» **WRITTEN PROBLEM**
Take down each entry exactly as written.
----
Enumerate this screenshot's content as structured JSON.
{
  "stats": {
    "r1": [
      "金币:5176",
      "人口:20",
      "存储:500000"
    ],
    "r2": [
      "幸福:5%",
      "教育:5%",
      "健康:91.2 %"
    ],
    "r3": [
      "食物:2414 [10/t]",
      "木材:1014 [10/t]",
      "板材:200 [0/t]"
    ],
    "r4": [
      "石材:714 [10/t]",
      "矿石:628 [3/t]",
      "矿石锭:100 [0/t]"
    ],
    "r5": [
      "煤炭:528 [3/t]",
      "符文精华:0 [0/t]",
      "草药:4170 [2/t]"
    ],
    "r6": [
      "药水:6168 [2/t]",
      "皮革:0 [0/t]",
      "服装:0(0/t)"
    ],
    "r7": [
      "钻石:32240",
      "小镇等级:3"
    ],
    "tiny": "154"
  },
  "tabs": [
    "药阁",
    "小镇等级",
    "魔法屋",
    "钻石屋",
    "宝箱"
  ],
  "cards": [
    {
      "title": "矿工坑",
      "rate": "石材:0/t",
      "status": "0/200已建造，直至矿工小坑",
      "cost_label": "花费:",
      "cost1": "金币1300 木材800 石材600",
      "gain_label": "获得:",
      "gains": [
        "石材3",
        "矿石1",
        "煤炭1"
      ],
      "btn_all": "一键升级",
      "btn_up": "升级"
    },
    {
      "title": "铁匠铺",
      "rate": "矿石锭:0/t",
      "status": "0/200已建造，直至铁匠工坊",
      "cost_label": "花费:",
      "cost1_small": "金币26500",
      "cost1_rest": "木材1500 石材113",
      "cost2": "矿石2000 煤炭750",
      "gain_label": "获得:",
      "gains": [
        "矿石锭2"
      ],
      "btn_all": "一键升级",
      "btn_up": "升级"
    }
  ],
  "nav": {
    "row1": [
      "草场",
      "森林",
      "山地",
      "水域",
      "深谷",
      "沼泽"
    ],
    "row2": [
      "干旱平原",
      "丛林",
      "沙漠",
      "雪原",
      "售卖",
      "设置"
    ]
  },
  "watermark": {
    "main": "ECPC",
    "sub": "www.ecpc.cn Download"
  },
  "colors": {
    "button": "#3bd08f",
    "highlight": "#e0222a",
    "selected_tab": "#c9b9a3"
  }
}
----
» **WORKED SOLUTION**
Enumerate this screenshot's content as structured JSON.
{
  "stats": {
    "r1": [
      "金币:5176",
      "人口:20",
      "存储:500000"
    ],
    "r2": [
      "幸福:5%",
      "教育:5%",
      "健康:91.2 %"
    ],
    "r3": [
      "食物:2414 [10/t]",
      "木材:1014 [10/t]",
      "板材:200 [0/t]"
    ],
    "r4": [
      "石材:714 [10/t]",
      "矿石:628 [3/t]",
      "矿石锭:100 [0/t]"
    ],
    "r5": [
      "煤炭:528 [3/t]",
      "符文精华:0 [0/t]",
      "草药:4170 [2/t]"
    ],
    "r6": [
      "药水:6168 [2/t]",
      "皮革:0 [0/t]",
      "服装:0(0/t)"
    ],
    "r7": [
      "钻石:32240",
      "小镇等级:3"
    ],
    "tiny": "154"
  },
  "tabs": [
    "药阁",
    "小镇等级",
    "魔法屋",
    "钻石屋",
    "宝箱"
  ],
  "cards": [
    {
      "title": "矿工坑",
      "rate": "石材:0/t",
      "status": "0/200已建造，直至矿工小坑",
      "cost_label": "花费:",
      "cost1": "金币1300 木材800 石材600",
      "gain_label": "获得:",
      "gains": [
        "石材3",
        "矿石1",
        "煤炭1"
      ],
      "btn_all": "一键升级",
      "btn_up": "升级"
    },
    {
      "title": "铁匠铺",
      "rate": "矿石锭:0/t",
      "status": "0/200已建造，直至铁匠工坊",
      "cost_label": "花费:",
      "cost1_small": "金币26500",
      "cost1_rest": "木材1500 石材113",
      "cost2": "矿石2000 煤炭750",
      "gain_label": "获得:",
      "gains": [
        "矿石锭2"
      ],
      "btn_all": "一键升级",
      "btn_up": "升级"
    }
  ],
  "nav": {
    "row1": [
      "草场",
      "森林",
      "山地",
      "水域",
      "深谷",
      "沼泽"
    ],
    "row2": [
      "干旱平原",
      "丛林",
      "沙漠",
      "雪原",
      "售卖",
      "设置"
    ]
  },
  "watermark": {
    "main": "ECPC",
    "sub": "www.ecpc.cn Download"
  },
  "colors": {
    "button": "#3bd08f",
    "highlight": "#e0222a",
    "selected_tab": "#c9b9a3"
  }
}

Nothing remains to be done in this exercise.